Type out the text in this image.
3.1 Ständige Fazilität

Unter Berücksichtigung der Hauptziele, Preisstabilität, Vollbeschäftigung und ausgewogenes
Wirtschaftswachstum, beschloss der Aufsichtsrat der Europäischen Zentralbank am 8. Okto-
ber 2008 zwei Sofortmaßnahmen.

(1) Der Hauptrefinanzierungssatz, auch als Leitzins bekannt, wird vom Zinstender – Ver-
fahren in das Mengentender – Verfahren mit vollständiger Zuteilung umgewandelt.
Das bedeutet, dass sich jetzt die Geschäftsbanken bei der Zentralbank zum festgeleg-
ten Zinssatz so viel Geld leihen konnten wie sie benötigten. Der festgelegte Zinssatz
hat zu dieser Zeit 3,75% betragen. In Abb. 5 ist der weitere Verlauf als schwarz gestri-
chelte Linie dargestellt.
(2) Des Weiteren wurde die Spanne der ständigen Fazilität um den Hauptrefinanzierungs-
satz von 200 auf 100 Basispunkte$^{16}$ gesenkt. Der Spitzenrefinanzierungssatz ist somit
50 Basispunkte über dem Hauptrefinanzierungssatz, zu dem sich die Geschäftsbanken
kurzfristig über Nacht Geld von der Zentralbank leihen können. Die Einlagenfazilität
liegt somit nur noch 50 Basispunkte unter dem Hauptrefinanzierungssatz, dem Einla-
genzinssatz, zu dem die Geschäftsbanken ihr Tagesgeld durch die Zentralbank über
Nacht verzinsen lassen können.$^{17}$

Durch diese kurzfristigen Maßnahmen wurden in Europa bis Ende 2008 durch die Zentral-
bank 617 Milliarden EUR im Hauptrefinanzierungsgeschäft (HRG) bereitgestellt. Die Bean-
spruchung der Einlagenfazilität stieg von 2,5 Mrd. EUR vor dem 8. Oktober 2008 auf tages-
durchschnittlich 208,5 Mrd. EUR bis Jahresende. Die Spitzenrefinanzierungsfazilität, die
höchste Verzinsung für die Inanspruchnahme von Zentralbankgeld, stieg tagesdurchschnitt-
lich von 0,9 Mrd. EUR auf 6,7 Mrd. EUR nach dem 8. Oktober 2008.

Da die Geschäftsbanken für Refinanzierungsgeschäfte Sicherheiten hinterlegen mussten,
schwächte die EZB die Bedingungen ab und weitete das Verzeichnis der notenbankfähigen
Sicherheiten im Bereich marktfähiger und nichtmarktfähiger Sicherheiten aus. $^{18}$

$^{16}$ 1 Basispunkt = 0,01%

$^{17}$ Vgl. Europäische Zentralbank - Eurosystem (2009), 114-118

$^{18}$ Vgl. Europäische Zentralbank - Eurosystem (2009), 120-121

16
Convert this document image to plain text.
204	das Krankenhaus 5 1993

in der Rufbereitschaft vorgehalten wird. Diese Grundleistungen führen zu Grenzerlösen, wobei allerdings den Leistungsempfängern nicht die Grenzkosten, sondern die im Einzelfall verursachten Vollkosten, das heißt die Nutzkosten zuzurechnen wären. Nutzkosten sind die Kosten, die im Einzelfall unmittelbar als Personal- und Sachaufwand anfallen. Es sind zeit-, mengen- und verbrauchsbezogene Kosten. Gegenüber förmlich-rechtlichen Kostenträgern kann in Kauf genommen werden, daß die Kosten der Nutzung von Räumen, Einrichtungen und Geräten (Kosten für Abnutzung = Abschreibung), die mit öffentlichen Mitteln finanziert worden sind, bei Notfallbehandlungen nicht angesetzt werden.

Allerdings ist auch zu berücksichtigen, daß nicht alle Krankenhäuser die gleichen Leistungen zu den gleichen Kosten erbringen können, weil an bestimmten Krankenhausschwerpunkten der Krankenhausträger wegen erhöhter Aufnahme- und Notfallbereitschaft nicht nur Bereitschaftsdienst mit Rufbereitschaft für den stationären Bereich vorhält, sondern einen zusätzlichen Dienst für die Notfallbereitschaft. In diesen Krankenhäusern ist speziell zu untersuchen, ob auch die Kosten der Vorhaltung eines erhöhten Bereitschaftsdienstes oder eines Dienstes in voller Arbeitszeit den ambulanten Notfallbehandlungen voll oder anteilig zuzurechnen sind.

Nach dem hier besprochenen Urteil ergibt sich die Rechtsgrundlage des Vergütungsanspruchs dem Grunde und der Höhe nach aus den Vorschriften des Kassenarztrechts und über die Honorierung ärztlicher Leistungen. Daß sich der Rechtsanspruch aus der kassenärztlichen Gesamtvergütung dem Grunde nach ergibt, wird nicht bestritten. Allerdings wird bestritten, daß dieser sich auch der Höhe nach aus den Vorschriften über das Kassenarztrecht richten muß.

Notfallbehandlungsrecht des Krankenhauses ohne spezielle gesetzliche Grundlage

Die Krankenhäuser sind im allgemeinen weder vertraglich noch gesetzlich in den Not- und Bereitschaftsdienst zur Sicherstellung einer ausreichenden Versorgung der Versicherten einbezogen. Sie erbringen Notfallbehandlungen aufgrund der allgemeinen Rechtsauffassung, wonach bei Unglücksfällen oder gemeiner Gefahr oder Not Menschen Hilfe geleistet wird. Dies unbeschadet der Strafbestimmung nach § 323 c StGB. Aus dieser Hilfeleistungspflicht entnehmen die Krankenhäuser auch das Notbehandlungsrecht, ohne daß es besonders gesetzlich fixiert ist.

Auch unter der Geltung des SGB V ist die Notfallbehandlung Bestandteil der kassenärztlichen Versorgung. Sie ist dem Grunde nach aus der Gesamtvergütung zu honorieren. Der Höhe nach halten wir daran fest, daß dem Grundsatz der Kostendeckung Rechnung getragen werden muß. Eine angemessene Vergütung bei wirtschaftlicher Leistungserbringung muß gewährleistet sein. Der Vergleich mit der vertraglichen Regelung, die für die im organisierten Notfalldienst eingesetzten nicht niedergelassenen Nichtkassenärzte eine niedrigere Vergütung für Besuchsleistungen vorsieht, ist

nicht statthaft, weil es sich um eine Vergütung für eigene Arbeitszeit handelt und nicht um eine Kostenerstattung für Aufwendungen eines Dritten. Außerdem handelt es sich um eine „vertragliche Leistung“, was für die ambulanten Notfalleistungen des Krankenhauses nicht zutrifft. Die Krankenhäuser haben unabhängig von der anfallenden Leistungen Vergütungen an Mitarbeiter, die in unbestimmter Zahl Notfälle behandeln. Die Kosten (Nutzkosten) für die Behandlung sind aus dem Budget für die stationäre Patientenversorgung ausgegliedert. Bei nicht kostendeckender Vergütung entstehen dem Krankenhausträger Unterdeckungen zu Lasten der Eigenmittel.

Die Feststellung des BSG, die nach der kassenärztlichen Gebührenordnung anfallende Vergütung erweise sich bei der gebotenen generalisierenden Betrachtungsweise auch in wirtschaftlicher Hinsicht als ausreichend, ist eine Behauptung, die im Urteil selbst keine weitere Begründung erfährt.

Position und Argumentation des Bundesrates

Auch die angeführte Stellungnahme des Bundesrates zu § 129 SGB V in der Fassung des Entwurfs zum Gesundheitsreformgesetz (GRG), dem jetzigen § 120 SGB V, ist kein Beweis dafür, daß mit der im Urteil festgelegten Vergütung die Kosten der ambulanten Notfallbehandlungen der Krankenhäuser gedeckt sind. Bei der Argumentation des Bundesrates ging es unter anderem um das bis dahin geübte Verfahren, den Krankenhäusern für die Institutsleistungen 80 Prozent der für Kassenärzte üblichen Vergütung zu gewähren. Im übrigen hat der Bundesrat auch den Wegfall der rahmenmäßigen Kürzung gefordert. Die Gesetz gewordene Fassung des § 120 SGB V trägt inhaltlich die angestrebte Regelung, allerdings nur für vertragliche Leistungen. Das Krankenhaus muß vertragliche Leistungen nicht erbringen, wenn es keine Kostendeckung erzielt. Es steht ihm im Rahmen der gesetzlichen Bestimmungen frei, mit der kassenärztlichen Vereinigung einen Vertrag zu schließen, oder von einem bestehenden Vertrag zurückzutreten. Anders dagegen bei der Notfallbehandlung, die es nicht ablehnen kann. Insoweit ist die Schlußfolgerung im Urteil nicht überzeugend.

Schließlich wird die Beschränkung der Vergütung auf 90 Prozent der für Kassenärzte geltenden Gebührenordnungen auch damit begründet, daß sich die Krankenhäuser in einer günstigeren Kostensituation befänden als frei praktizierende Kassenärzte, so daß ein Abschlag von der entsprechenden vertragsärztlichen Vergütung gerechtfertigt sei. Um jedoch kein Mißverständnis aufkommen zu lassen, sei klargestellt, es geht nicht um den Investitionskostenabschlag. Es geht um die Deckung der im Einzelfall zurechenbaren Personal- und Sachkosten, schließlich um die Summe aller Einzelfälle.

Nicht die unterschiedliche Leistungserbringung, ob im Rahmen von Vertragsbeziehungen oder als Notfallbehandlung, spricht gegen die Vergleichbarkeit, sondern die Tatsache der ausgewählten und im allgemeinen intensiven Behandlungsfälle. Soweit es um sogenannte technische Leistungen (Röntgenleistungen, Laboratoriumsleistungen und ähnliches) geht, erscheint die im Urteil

[YOUR OBJECTIVE] From the data above, copy each line that has the string "Basispunkte".

[WRITTEN ANSWER]
satz von 200 auf 100 Basispunkte$^{16}$ gesenkt. Der Spitzenrefinanzierungssatz ist somit
50 Basispunkte über dem Hauptrefinanzierungssatz, zu dem sich die Geschäftsbanken
liegt somit nur noch 50 Basispunkte unter dem Hauptrefinanzierungssatz, dem Einla-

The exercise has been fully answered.